[Page text dataset records]

++++

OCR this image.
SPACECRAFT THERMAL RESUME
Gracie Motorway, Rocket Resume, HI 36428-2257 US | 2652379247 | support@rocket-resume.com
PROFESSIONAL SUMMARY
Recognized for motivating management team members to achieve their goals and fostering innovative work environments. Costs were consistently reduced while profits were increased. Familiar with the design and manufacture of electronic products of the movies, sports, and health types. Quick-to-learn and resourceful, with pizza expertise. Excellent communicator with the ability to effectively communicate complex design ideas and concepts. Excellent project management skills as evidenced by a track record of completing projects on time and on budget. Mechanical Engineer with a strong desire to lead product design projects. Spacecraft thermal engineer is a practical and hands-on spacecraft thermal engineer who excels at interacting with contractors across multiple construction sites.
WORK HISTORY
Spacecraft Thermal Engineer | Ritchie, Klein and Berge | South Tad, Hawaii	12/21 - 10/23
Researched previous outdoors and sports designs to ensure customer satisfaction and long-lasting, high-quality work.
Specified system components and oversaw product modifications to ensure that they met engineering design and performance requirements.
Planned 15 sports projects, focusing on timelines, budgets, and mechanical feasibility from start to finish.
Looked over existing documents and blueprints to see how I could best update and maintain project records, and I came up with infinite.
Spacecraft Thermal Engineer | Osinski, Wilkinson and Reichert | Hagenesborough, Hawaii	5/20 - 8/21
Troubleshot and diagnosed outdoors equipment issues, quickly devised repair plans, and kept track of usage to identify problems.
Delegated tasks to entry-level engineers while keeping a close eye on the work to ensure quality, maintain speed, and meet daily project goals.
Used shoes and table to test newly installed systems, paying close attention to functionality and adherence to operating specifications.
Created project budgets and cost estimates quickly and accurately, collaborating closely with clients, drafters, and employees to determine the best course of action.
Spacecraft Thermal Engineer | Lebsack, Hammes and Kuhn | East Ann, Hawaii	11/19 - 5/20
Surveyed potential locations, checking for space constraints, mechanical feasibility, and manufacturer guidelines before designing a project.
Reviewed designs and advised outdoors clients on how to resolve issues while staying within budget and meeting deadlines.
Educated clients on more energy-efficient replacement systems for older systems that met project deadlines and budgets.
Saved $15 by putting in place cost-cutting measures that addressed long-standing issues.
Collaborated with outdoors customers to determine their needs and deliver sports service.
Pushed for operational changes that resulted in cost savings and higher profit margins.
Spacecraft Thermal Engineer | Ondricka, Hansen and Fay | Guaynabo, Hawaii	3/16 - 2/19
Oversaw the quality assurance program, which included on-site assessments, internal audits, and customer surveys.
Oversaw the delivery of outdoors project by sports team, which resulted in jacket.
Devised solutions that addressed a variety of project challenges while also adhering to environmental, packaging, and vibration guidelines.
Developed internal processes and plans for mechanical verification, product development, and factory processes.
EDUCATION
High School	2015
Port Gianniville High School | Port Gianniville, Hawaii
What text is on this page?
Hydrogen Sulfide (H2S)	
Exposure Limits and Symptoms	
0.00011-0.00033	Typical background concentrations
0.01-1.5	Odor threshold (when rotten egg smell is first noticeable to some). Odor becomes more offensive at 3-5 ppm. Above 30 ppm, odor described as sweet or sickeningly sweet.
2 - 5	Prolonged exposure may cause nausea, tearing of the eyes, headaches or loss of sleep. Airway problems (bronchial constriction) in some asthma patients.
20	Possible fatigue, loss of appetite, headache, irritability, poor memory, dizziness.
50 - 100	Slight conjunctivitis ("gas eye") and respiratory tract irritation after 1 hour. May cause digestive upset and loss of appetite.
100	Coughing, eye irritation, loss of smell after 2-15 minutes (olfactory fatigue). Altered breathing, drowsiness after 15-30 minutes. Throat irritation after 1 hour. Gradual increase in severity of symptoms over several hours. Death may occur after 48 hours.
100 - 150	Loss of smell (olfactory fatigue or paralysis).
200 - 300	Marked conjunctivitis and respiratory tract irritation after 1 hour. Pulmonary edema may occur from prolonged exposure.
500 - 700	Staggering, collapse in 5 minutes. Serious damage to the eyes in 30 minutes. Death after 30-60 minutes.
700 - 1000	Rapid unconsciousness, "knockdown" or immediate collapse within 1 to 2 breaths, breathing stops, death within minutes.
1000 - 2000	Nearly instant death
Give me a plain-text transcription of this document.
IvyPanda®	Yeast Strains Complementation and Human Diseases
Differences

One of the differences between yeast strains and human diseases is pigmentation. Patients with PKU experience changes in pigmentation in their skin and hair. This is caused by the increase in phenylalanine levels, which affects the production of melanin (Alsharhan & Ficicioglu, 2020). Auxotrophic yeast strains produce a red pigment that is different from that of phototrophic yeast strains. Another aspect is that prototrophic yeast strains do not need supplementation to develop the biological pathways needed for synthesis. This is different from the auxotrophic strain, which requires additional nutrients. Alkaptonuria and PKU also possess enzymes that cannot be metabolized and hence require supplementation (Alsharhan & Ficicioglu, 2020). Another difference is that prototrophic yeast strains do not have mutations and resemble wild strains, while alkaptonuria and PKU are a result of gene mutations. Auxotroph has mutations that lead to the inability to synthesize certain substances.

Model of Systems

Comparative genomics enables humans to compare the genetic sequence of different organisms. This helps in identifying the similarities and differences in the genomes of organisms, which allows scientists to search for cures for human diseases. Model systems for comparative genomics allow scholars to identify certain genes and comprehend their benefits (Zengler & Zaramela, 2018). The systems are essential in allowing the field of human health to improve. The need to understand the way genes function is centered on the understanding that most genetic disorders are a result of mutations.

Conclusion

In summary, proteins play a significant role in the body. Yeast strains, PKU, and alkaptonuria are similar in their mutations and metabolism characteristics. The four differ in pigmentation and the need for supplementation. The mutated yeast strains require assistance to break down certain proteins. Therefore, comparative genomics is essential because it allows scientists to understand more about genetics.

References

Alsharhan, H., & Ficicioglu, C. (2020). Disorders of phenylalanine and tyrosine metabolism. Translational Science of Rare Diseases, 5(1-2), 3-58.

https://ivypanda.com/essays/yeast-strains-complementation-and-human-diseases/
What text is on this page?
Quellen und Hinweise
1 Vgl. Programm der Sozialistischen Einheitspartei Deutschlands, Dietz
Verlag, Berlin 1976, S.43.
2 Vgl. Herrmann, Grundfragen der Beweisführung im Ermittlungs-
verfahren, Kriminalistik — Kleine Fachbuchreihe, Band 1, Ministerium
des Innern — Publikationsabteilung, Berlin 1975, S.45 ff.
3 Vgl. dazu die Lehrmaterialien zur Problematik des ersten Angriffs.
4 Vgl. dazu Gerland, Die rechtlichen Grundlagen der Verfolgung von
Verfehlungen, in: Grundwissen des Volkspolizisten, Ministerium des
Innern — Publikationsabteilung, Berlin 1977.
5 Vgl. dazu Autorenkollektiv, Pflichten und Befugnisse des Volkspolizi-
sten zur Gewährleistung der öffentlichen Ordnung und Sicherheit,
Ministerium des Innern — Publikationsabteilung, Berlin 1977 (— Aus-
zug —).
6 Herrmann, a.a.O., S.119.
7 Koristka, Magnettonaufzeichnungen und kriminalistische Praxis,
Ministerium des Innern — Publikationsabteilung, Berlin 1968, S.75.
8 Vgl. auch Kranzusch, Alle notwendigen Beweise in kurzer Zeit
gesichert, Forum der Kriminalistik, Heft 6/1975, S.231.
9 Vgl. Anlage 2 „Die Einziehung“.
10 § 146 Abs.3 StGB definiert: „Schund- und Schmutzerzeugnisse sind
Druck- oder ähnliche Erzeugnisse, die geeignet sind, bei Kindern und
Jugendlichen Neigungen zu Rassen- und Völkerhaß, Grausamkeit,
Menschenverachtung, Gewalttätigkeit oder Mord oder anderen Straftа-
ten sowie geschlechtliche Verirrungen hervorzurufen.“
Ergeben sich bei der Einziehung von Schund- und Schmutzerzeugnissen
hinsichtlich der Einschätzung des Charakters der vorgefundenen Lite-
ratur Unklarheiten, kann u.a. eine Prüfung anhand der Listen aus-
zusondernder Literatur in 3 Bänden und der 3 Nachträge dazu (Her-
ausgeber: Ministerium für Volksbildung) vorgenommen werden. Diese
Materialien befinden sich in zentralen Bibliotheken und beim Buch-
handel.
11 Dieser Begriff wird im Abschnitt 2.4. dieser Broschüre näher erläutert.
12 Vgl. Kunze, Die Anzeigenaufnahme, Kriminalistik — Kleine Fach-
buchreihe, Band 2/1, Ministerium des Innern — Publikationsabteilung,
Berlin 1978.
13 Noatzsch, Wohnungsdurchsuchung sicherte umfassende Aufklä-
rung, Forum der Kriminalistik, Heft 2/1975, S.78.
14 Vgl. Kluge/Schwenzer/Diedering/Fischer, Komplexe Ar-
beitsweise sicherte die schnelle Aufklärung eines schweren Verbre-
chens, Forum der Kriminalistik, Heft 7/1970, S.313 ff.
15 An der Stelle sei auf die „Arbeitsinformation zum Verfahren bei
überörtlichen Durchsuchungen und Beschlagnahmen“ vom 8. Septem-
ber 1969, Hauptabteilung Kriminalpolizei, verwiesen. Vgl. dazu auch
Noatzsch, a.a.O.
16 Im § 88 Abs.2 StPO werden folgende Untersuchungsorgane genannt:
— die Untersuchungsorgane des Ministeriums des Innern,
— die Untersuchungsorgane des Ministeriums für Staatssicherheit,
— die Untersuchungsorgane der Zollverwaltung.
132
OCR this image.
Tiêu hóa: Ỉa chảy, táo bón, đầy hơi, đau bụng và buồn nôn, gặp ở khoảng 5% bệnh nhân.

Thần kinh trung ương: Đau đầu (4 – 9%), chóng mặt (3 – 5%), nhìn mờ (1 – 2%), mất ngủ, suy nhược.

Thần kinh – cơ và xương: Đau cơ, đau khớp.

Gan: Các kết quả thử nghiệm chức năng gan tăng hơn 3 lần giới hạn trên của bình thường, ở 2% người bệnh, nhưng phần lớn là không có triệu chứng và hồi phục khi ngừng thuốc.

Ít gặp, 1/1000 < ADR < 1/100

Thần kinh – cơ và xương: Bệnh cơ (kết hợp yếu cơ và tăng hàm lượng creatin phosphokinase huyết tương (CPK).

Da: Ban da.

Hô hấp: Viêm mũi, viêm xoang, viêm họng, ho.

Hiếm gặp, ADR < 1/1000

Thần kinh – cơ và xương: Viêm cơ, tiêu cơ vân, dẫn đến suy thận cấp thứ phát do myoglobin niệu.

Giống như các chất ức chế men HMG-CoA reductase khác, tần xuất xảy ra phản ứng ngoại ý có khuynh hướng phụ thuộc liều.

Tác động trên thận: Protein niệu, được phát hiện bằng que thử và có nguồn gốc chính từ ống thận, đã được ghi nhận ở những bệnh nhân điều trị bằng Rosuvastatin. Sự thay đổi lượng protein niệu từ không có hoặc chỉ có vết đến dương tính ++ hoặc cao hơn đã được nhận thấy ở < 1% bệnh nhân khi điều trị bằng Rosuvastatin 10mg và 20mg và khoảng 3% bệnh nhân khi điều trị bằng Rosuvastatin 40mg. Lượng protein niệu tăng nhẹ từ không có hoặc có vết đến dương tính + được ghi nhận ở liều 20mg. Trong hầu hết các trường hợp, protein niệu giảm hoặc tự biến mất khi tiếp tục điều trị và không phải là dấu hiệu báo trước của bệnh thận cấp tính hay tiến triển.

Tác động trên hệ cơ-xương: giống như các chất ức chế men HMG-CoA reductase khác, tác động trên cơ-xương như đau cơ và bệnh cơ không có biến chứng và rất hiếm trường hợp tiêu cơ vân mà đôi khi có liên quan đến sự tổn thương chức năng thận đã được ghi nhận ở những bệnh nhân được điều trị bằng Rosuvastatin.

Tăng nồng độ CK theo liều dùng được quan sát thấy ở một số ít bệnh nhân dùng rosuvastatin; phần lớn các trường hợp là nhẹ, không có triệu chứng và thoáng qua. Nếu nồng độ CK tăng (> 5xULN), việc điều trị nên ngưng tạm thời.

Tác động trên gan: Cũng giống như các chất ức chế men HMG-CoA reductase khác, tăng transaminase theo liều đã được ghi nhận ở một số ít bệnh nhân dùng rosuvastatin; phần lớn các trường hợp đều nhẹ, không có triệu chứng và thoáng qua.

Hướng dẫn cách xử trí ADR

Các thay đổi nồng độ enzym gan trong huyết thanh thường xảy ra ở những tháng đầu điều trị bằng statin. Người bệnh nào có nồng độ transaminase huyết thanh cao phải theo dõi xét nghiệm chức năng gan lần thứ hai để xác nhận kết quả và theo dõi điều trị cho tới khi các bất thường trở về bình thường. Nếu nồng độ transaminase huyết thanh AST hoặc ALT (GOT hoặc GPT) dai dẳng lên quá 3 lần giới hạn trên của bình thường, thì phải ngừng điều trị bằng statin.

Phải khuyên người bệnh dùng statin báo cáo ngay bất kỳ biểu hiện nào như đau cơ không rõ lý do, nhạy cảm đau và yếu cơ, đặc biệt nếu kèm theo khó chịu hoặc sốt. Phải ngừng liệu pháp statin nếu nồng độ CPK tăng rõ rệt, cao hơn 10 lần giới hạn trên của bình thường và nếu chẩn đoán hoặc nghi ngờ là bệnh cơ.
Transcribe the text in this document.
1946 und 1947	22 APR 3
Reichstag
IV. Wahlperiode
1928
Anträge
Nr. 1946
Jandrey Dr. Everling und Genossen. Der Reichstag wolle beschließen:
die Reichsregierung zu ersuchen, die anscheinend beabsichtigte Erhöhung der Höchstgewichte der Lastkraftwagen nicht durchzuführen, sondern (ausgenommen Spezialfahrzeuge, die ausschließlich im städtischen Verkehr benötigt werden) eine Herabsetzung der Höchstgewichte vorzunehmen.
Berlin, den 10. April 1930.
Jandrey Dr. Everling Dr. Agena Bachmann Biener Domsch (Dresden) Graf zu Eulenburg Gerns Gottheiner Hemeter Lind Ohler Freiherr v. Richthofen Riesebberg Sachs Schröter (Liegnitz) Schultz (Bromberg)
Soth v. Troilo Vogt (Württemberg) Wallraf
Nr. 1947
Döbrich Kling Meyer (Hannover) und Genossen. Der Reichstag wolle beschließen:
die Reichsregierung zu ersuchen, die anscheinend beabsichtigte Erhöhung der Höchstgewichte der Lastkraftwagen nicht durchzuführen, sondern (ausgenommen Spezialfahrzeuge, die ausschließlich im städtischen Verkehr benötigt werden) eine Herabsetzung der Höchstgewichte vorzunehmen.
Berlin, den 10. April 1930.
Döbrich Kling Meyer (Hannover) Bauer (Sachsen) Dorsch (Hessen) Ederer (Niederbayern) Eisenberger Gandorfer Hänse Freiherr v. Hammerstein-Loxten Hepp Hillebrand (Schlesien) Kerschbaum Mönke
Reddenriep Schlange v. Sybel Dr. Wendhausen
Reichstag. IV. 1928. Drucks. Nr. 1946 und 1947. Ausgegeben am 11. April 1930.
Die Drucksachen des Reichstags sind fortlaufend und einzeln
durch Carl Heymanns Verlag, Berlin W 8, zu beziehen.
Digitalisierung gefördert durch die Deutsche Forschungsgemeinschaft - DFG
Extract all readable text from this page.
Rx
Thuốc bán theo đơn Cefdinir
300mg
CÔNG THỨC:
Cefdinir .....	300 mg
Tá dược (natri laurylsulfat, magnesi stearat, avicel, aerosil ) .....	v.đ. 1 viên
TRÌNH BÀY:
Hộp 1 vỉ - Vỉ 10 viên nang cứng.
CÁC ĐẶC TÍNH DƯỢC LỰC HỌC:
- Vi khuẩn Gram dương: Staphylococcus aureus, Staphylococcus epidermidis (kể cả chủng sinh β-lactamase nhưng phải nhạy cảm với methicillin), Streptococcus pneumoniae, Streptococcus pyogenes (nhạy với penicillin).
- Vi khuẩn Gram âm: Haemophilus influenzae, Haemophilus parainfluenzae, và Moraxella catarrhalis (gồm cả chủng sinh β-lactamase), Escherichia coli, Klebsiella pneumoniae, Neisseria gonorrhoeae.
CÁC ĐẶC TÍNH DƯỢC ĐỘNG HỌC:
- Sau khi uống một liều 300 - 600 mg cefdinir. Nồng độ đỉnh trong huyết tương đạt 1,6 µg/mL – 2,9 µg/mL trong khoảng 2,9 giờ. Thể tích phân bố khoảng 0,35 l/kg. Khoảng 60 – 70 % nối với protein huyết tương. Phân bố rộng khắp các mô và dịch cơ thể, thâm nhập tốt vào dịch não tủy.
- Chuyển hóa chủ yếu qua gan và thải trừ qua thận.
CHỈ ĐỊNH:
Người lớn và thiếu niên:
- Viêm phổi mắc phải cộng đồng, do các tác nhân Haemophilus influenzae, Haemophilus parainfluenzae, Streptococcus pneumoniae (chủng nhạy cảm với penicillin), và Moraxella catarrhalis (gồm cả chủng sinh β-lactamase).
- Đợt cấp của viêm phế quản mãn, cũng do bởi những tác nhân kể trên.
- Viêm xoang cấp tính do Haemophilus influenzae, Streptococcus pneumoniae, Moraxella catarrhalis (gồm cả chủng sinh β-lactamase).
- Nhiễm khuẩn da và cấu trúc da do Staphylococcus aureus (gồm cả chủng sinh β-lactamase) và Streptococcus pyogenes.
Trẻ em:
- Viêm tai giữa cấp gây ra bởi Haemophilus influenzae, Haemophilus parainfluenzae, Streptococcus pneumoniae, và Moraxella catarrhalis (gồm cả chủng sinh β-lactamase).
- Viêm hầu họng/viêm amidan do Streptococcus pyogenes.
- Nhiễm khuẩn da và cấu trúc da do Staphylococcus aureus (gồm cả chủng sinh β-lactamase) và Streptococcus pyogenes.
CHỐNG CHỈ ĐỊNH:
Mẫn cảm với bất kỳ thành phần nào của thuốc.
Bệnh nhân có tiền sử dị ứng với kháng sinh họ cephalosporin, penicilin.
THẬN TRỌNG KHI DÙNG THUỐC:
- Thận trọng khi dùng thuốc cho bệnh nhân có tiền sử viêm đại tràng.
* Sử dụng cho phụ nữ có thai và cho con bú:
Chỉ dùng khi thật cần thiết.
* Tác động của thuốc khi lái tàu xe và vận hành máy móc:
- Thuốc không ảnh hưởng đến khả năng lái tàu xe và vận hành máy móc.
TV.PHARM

++++

#### [PROBLEM STATEMENT]
In the records above, some lines hold the word "quickly"; copy each such line.

#### [TASK ANSWER]
Troubleshot and diagnosed outdoors equipment issues, quickly devised repair plans, and kept track of usage to identify problems.
Created project budgets and cost estimates quickly and accurately, collaborating closely with clients, drafters, and employees to determine the best course of action.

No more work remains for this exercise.